# [Work to be completed]
Output every entry exactly as written, skipping any pictures.
-- Start Dataset extract --
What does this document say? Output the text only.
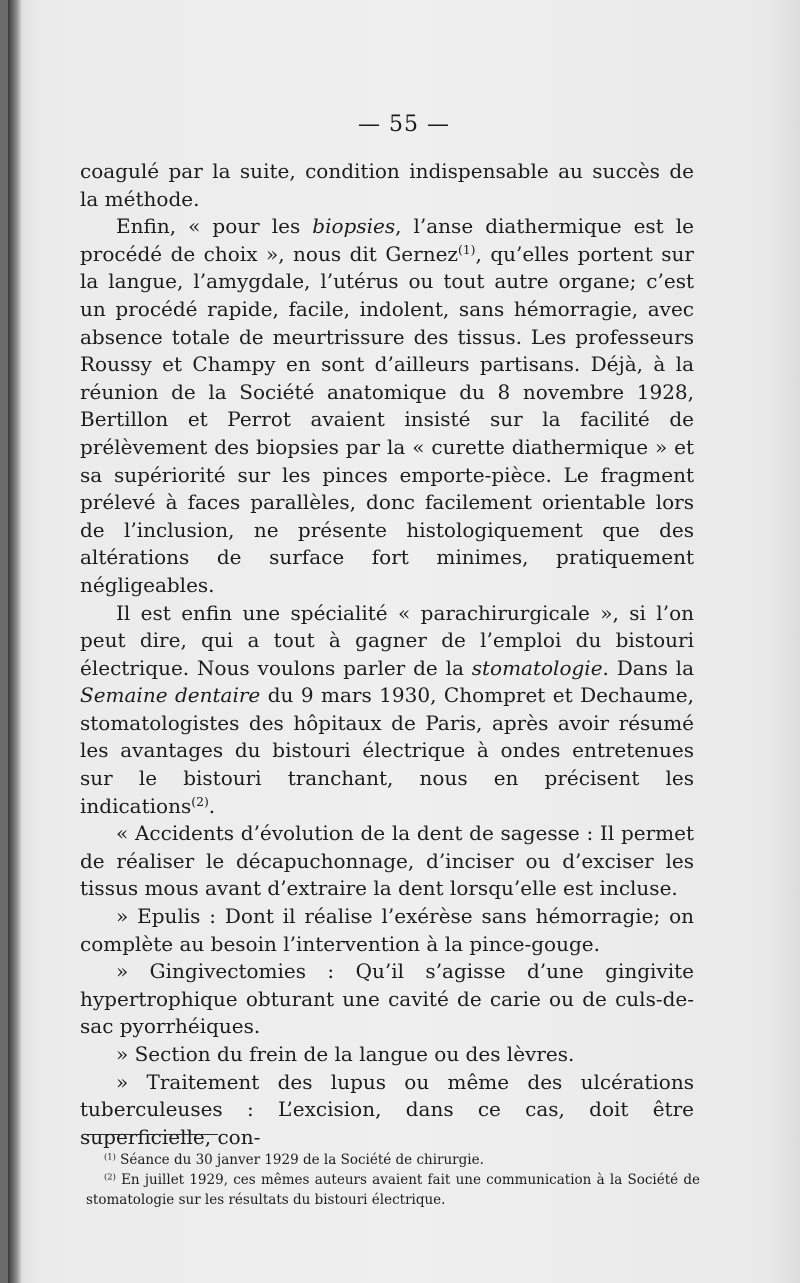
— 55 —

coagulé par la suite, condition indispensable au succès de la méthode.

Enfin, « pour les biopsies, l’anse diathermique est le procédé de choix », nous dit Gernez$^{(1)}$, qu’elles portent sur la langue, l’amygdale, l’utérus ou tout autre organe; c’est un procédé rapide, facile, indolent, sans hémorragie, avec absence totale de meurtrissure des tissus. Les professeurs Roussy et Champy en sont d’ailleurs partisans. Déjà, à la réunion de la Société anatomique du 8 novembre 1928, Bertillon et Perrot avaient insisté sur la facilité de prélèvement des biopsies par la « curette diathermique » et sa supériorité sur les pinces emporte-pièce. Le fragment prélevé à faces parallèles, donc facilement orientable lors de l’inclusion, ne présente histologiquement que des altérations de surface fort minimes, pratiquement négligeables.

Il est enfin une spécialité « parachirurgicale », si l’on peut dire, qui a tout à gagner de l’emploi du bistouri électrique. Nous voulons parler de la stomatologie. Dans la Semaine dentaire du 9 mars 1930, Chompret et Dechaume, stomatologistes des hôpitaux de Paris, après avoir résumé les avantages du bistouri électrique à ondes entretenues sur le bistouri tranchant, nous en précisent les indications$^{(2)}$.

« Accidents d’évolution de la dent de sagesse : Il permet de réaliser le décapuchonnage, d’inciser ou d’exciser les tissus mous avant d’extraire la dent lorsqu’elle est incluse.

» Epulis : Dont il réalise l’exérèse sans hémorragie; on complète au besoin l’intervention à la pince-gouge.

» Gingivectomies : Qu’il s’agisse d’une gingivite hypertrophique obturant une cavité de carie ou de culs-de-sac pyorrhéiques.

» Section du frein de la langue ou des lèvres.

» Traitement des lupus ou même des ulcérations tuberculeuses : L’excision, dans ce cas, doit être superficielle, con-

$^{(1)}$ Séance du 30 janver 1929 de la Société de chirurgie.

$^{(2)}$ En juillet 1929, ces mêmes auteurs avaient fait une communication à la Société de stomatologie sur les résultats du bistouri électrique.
-- End Dataset extract --
# [Correct result]
What does this document say? Output the text only.
— 55 —

coagulé par la suite, condition indispensable au succès de la méthode.

Enfin, « pour les biopsies, l’anse diathermique est le procédé de choix », nous dit Gernez$^{(1)}$, qu’elles portent sur la langue, l’amygdale, l’utérus ou tout autre organe; c’est un procédé rapide, facile, indolent, sans hémorragie, avec absence totale de meurtrissure des tissus. Les professeurs Roussy et Champy en sont d’ailleurs partisans. Déjà, à la réunion de la Société anatomique du 8 novembre 1928, Bertillon et Perrot avaient insisté sur la facilité de prélèvement des biopsies par la « curette diathermique » et sa supériorité sur les pinces emporte-pièce. Le fragment prélevé à faces parallèles, donc facilement orientable lors de l’inclusion, ne présente histologiquement que des altérations de surface fort minimes, pratiquement négligeables.

Il est enfin une spécialité « parachirurgicale », si l’on peut dire, qui a tout à gagner de l’emploi du bistouri électrique. Nous voulons parler de la stomatologie. Dans la Semaine dentaire du 9 mars 1930, Chompret et Dechaume, stomatologistes des hôpitaux de Paris, après avoir résumé les avantages du bistouri électrique à ondes entretenues sur le bistouri tranchant, nous en précisent les indications$^{(2)}$.

« Accidents d’évolution de la dent de sagesse : Il permet de réaliser le décapuchonnage, d’inciser ou d’exciser les tissus mous avant d’extraire la dent lorsqu’elle est incluse.

» Epulis : Dont il réalise l’exérèse sans hémorragie; on complète au besoin l’intervention à la pince-gouge.

» Gingivectomies : Qu’il s’agisse d’une gingivite hypertrophique obturant une cavité de carie ou de culs-de-sac pyorrhéiques.

» Section du frein de la langue ou des lèvres.

» Traitement des lupus ou même des ulcérations tuberculeuses : L’excision, dans ce cas, doit être superficielle, con-

$^{(1)}$ Séance du 30 janver 1929 de la Société de chirurgie.

$^{(2)}$ En juillet 1929, ces mêmes auteurs avaient fait une communication à la Société de stomatologie sur les résultats du bistouri électrique.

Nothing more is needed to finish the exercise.